CHALLENGE ->
Each entry has to be copied exactly, with nothing missed.

━━ RECORDED INFORMATION ━━

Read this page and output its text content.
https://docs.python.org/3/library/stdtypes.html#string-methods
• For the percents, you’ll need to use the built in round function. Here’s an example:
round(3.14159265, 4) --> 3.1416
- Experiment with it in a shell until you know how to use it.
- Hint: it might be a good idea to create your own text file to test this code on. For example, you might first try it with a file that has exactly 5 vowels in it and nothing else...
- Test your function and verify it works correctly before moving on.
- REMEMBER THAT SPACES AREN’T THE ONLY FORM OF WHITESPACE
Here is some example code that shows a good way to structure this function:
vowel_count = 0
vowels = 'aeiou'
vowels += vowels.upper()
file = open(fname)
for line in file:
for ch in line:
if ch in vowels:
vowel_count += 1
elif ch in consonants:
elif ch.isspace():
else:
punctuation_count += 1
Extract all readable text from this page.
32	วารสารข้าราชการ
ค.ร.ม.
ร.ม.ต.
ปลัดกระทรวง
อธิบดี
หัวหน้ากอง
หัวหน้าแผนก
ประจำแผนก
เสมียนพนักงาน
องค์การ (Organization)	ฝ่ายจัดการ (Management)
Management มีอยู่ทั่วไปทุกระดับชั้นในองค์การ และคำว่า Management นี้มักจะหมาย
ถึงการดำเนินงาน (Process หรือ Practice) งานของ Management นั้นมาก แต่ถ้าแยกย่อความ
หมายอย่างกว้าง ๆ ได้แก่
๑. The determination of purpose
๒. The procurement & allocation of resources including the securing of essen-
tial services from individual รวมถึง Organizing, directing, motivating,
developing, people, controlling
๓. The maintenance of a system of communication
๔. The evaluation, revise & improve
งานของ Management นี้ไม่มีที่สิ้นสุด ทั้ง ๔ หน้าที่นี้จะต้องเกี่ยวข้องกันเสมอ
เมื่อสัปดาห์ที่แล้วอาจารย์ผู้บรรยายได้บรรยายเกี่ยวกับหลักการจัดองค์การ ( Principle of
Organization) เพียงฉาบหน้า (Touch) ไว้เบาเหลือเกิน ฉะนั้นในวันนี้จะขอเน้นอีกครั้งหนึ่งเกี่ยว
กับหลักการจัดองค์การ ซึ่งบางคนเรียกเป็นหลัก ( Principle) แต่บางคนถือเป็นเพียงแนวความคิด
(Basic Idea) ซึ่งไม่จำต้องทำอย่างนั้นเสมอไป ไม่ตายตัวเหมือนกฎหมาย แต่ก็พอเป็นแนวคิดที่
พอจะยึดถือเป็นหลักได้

━━━

SOLUTION TO THE EXERCISE ->
Read this page and output its text content.
https://docs.python.org/3/library/stdtypes.html#string-methods
• For the percents, you’ll need to use the built in round function. Here’s an example:
round(3.14159265, 4) --> 3.1416
- Experiment with it in a shell until you know how to use it.
- Hint: it might be a good idea to create your own text file to test this code on. For example, you might first try it with a file that has exactly 5 vowels in it and nothing else...
- Test your function and verify it works correctly before moving on.
- REMEMBER THAT SPACES AREN’T THE ONLY FORM OF WHITESPACE
Here is some example code that shows a good way to structure this function:
vowel_count = 0
vowels = 'aeiou'
vowels += vowels.upper()
file = open(fname)
for line in file:
for ch in line:
if ch in vowels:
vowel_count += 1
elif ch in consonants:
elif ch.isspace():
else:
punctuation_count += 1
Extract all readable text from this page.
32	วารสารข้าราชการ
ค.ร.ม.
ร.ม.ต.
ปลัดกระทรวง
อธิบดี
หัวหน้ากอง
หัวหน้าแผนก
ประจำแผนก
เสมียนพนักงาน
องค์การ (Organization)	ฝ่ายจัดการ (Management)
Management มีอยู่ทั่วไปทุกระดับชั้นในองค์การ และคำว่า Management นี้มักจะหมาย
ถึงการดำเนินงาน (Process หรือ Practice) งานของ Management นั้นมาก แต่ถ้าแยกย่อความ
หมายอย่างกว้าง ๆ ได้แก่
๑. The determination of purpose
๒. The procurement & allocation of resources including the securing of essen-
tial services from individual รวมถึง Organizing, directing, motivating,
developing, people, controlling
๓. The maintenance of a system of communication
๔. The evaluation, revise & improve
งานของ Management นี้ไม่มีที่สิ้นสุด ทั้ง ๔ หน้าที่นี้จะต้องเกี่ยวข้องกันเสมอ
เมื่อสัปดาห์ที่แล้วอาจารย์ผู้บรรยายได้บรรยายเกี่ยวกับหลักการจัดองค์การ ( Principle of
Organization) เพียงฉาบหน้า (Touch) ไว้เบาเหลือเกิน ฉะนั้นในวันนี้จะขอเน้นอีกครั้งหนึ่งเกี่ยว
กับหลักการจัดองค์การ ซึ่งบางคนเรียกเป็นหลัก ( Principle) แต่บางคนถือเป็นเพียงแนวความคิด
(Basic Idea) ซึ่งไม่จำต้องทำอย่างนั้นเสมอไป ไม่ตายตัวเหมือนกฎหมาย แต่ก็พอเป็นแนวคิดที่
พอจะยึดถือเป็นหลักได้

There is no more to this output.